Whenever a line below holds the word "dafs", copy that line.

[Extracted records]
○ ○ ○ ○ ○ ○ ○

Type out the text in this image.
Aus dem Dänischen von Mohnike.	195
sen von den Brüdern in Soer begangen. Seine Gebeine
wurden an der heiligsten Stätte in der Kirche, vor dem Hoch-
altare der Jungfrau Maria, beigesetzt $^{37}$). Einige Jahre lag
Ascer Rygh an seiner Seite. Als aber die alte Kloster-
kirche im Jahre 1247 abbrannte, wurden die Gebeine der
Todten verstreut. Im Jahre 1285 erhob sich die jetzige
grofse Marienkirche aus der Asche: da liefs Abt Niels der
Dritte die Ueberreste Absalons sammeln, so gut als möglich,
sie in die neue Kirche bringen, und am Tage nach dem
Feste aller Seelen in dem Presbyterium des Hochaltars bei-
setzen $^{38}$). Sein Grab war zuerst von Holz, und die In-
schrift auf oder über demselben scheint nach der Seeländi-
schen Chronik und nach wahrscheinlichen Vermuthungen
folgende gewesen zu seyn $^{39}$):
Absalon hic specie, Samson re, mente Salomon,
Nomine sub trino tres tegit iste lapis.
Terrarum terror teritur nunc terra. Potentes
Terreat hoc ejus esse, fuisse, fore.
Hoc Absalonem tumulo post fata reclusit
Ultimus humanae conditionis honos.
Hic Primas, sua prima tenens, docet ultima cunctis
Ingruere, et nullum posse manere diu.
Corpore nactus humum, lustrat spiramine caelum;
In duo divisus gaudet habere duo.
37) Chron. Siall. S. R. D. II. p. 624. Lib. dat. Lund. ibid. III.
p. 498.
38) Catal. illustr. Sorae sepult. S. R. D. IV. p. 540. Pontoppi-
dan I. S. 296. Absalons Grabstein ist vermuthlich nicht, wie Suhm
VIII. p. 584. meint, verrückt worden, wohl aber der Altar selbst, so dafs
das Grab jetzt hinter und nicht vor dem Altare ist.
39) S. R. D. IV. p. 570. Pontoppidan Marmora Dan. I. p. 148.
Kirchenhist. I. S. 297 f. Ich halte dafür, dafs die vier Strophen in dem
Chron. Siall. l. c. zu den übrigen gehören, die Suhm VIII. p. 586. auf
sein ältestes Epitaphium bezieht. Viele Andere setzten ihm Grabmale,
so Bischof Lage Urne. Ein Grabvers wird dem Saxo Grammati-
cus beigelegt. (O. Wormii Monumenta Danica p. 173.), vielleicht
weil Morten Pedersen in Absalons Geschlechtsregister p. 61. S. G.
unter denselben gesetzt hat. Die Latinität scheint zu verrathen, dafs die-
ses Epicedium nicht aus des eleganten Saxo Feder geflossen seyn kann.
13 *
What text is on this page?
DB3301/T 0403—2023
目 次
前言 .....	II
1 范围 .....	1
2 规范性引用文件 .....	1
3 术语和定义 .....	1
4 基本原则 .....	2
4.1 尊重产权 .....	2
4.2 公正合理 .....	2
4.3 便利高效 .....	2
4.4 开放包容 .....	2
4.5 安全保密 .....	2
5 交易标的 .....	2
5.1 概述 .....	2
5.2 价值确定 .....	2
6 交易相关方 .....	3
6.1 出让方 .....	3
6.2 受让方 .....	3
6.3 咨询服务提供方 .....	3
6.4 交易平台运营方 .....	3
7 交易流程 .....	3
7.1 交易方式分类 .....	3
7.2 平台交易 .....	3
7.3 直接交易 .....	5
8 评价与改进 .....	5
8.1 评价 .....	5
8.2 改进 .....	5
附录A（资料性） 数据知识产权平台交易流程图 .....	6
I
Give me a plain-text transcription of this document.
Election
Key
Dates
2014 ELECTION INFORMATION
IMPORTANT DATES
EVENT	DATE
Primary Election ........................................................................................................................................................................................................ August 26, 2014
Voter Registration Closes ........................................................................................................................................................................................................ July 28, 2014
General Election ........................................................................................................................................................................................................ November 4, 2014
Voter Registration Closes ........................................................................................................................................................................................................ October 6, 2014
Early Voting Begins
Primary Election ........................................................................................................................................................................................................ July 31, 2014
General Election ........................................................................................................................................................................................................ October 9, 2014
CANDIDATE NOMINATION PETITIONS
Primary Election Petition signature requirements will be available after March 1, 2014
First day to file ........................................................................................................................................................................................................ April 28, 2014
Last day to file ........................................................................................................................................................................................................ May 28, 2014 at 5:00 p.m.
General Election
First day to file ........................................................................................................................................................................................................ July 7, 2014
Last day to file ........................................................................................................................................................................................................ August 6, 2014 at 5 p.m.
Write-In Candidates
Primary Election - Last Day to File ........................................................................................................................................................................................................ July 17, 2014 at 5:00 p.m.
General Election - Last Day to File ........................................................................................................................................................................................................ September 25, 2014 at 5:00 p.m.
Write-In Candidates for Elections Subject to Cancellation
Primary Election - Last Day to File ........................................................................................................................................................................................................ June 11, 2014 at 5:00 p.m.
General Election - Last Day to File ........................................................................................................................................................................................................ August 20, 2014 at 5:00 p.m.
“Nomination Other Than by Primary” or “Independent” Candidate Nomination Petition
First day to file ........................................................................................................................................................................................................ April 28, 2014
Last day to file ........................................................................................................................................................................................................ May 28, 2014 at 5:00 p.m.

○ ○ ○ ○ ○ ○ ○

**REPLY TO THE EXERCISE**
VIII. p. 584. meint, verrückt worden, wohl aber der Altar selbst, so dafs
Kirchenhist. I. S. 297 f. Ich halte dafür, dafs die vier Strophen in dem
unter denselben gesetzt hat. Die Latinität scheint zu verrathen, dafs die-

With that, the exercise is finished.